[Dataset records]
================

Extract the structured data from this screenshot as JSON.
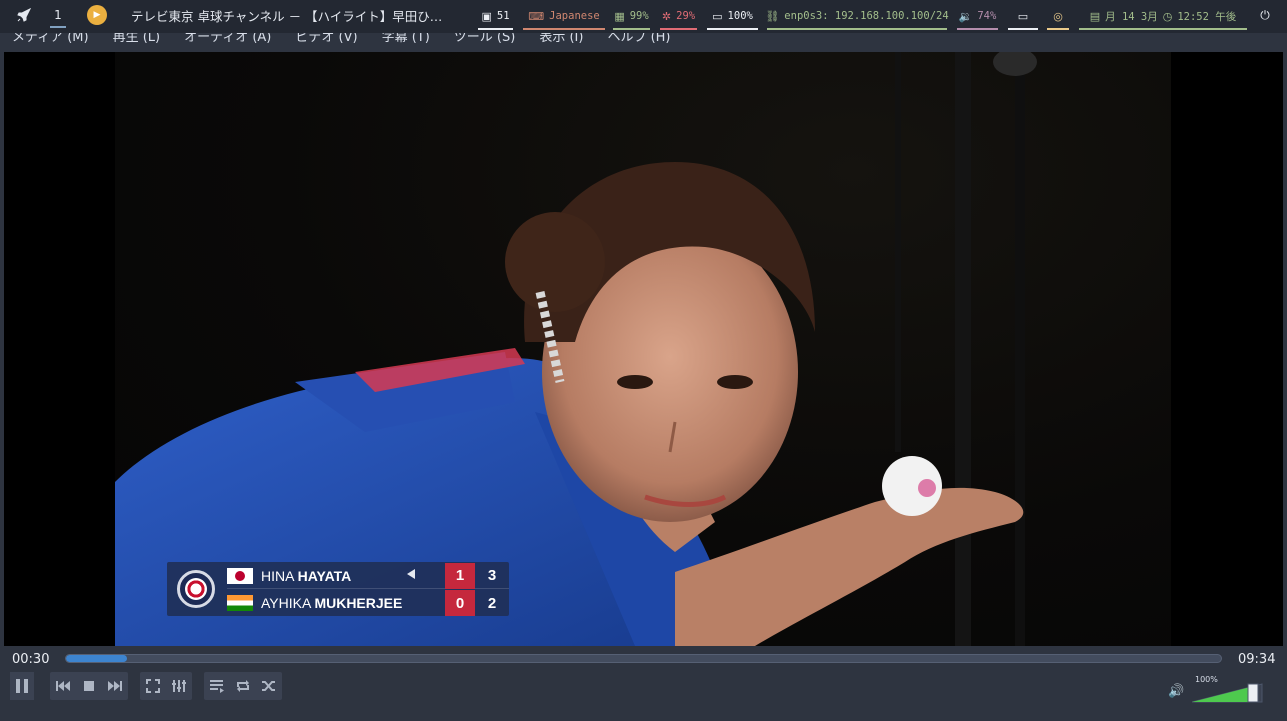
{
  "topbar": {
    "workspace": "1",
    "window_title": "テレビ東京 卓球チャンネル － 【ハイライト】早田ひ…",
    "modules": [
      {
        "icon": "package-icon",
        "glyph": "▣",
        "text": "51",
        "color": "#eceff4",
        "underline": "#eceff4"
      },
      {
        "icon": "keyboard-icon",
        "glyph": "⌨",
        "text": "Japanese",
        "color": "#d08770",
        "underline": "#d08770"
      },
      {
        "icon": "memory-icon",
        "glyph": "▦",
        "text": "99%",
        "color": "#a3be8c",
        "underline": "#a3be8c"
      },
      {
        "icon": "cpu-icon",
        "glyph": "✲",
        "text": "29%",
        "color": "#e06c75",
        "underline": "#e06c75"
      },
      {
        "icon": "battery-icon",
        "glyph": "▭",
        "text": "100%",
        "color": "#eceff4",
        "underline": "#eceff4"
      },
      {
        "icon": "network-icon",
        "glyph": "⛓",
        "text": "enp0s3: 192.168.100.100/24",
        "color": "#a3be8c",
        "underline": "#a3be8c"
      },
      {
        "icon": "speaker-icon",
        "glyph": "🔉",
        "text": "74%",
        "color": "#b48ead",
        "underline": "#b48ead"
      },
      {
        "icon": "display-icon",
        "glyph": "▭",
        "text": "",
        "color": "#eceff4",
        "underline": "#eceff4"
      },
      {
        "icon": "eye-slash-icon",
        "glyph": "◎",
        "text": "",
        "color": "#ebcb8b",
        "underline": "#ebcb8b"
      },
      {
        "icon": "calendar-icon",
        "glyph": "▤",
        "text": "月 14  3月",
        "color": "#a3be8c",
        "underline": "#a3be8c",
        "extra_icon": "clock-icon",
        "extra_glyph": "◷",
        "extra_text": "12:52 午後"
      }
    ]
  },
  "menubar": {
    "items": [
      "メディア (M)",
      "再生 (L)",
      "オーディオ (A)",
      "ビデオ (V)",
      "字幕 (T)",
      "ツール (S)",
      "表示 (I)",
      "ヘルプ (H)"
    ]
  },
  "scoreboard": {
    "players": [
      {
        "first": "HINA",
        "last": "HAYATA",
        "points": "1",
        "games": "3",
        "serving": true
      },
      {
        "first": "AYHIKA",
        "last": "MUKHERJEE",
        "points": "0",
        "games": "2",
        "serving": false
      }
    ]
  },
  "player": {
    "elapsed": "00:30",
    "total": "09:34",
    "progress": 0.053,
    "volume_label": "100%",
    "volume": 1.0
  }
}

================

→ **WHAT NEEDS TO BE DONE**: Give the data above again in full and unchanged, skipping the pictures.

→ **RESPONSE FOR THIS EXERCISE**:
Extract the structured data from this screenshot as JSON.
{
  "topbar": {
    "workspace": "1",
    "window_title": "テレビ東京 卓球チャンネル － 【ハイライト】早田ひ…",
    "modules": [
      {
        "icon": "package-icon",
        "glyph": "▣",
        "text": "51",
        "color": "#eceff4",
        "underline": "#eceff4"
      },
      {
        "icon": "keyboard-icon",
        "glyph": "⌨",
        "text": "Japanese",
        "color": "#d08770",
        "underline": "#d08770"
      },
      {
        "icon": "memory-icon",
        "glyph": "▦",
        "text": "99%",
        "color": "#a3be8c",
        "underline": "#a3be8c"
      },
      {
        "icon": "cpu-icon",
        "glyph": "✲",
        "text": "29%",
        "color": "#e06c75",
        "underline": "#e06c75"
      },
      {
        "icon": "battery-icon",
        "glyph": "▭",
        "text": "100%",
        "color": "#eceff4",
        "underline": "#eceff4"
      },
      {
        "icon": "network-icon",
        "glyph": "⛓",
        "text": "enp0s3: 192.168.100.100/24",
        "color": "#a3be8c",
        "underline": "#a3be8c"
      },
      {
        "icon": "speaker-icon",
        "glyph": "🔉",
        "text": "74%",
        "color": "#b48ead",
        "underline": "#b48ead"
      },
      {
        "icon": "display-icon",
        "glyph": "▭",
        "text": "",
        "color": "#eceff4",
        "underline": "#eceff4"
      },
      {
        "icon": "eye-slash-icon",
        "glyph": "◎",
        "text": "",
        "color": "#ebcb8b",
        "underline": "#ebcb8b"
      },
      {
        "icon": "calendar-icon",
        "glyph": "▤",
        "text": "月 14  3月",
        "color": "#a3be8c",
        "underline": "#a3be8c",
        "extra_icon": "clock-icon",
        "extra_glyph": "◷",
        "extra_text": "12:52 午後"
      }
    ]
  },
  "menubar": {
    "items": [
      "メディア (M)",
      "再生 (L)",
      "オーディオ (A)",
      "ビデオ (V)",
      "字幕 (T)",
      "ツール (S)",
      "表示 (I)",
      "ヘルプ (H)"
    ]
  },
  "scoreboard": {
    "players": [
      {
        "first": "HINA",
        "last": "HAYATA",
        "points": "1",
        "games": "3",
        "serving": true
      },
      {
        "first": "AYHIKA",
        "last": "MUKHERJEE",
        "points": "0",
        "games": "2",
        "serving": false
      }
    ]
  },
  "player": {
    "elapsed": "00:30",
    "total": "09:34",
    "progress": 0.053,
    "volume_label": "100%",
    "volume": 1.0
  }
}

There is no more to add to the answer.